> Problem requirements:
Output every entry exactly as written, skipping any pictures.

(Figure contents as structured data)
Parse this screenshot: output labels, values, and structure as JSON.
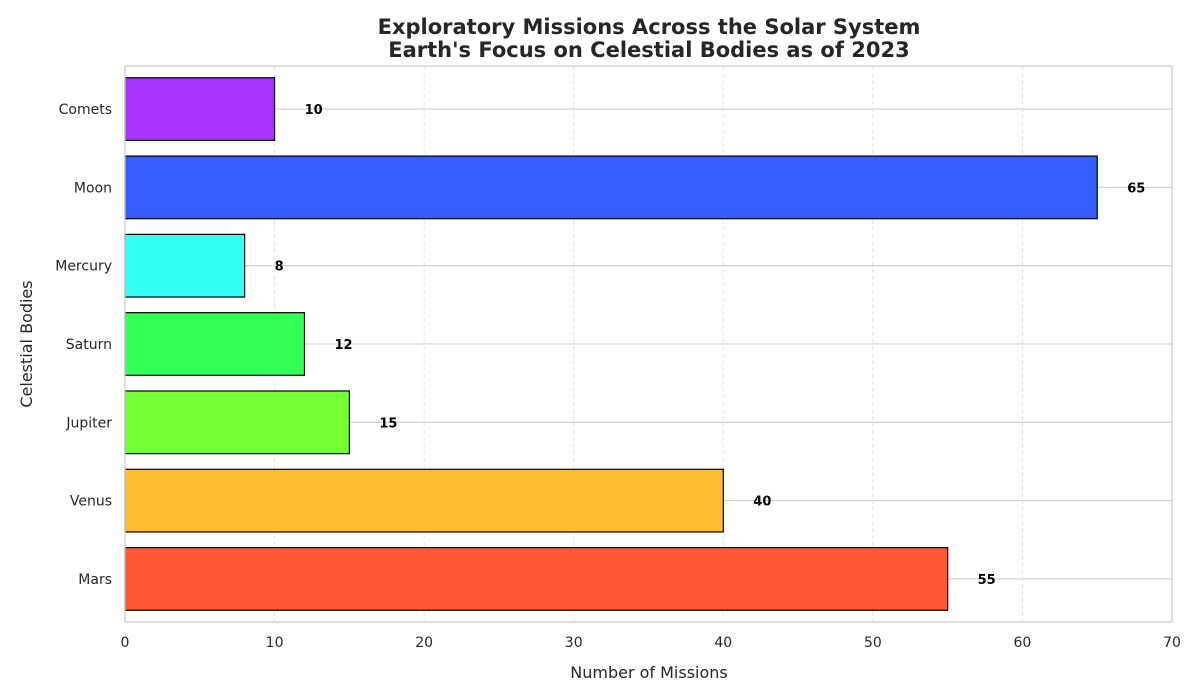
{
  "chart_data": {
    "type": "bar",
    "orientation": "horizontal",
    "title": "Exploratory Missions Across the Solar System",
    "subtitle": "Earth's Focus on Celestial Bodies as of 2023",
    "xlabel": "Number of Missions",
    "ylabel": "Celestial Bodies",
    "xlim": [
      0,
      70
    ],
    "x_ticks": [
      0,
      10,
      20,
      30,
      40,
      50,
      60,
      70
    ],
    "categories": [
      "Mars",
      "Venus",
      "Jupiter",
      "Saturn",
      "Mercury",
      "Moon",
      "Comets"
    ],
    "values": [
      55,
      40,
      15,
      12,
      8,
      65,
      10
    ],
    "colors": [
      "#ff5733",
      "#ffbd33",
      "#75ff33",
      "#33ff57",
      "#33fff5",
      "#335bff",
      "#a833ff"
    ],
    "data_labels": [
      "55",
      "40",
      "15",
      "12",
      "8",
      "65",
      "10"
    ],
    "grid": true,
    "legend": "none"
  }
}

> Result of the exercise:
Parse this screenshot: output labels, values, and structure as JSON.
{
  "chart_data": {
    "type": "bar",
    "orientation": "horizontal",
    "title": "Exploratory Missions Across the Solar System",
    "subtitle": "Earth's Focus on Celestial Bodies as of 2023",
    "xlabel": "Number of Missions",
    "ylabel": "Celestial Bodies",
    "xlim": [
      0,
      70
    ],
    "x_ticks": [
      0,
      10,
      20,
      30,
      40,
      50,
      60,
      70
    ],
    "categories": [
      "Mars",
      "Venus",
      "Jupiter",
      "Saturn",
      "Mercury",
      "Moon",
      "Comets"
    ],
    "values": [
      55,
      40,
      15,
      12,
      8,
      65,
      10
    ],
    "colors": [
      "#ff5733",
      "#ffbd33",
      "#75ff33",
      "#33ff57",
      "#33fff5",
      "#335bff",
      "#a833ff"
    ],
    "data_labels": [
      "55",
      "40",
      "15",
      "12",
      "8",
      "65",
      "10"
    ],
    "grid": true,
    "legend": "none"
  }
}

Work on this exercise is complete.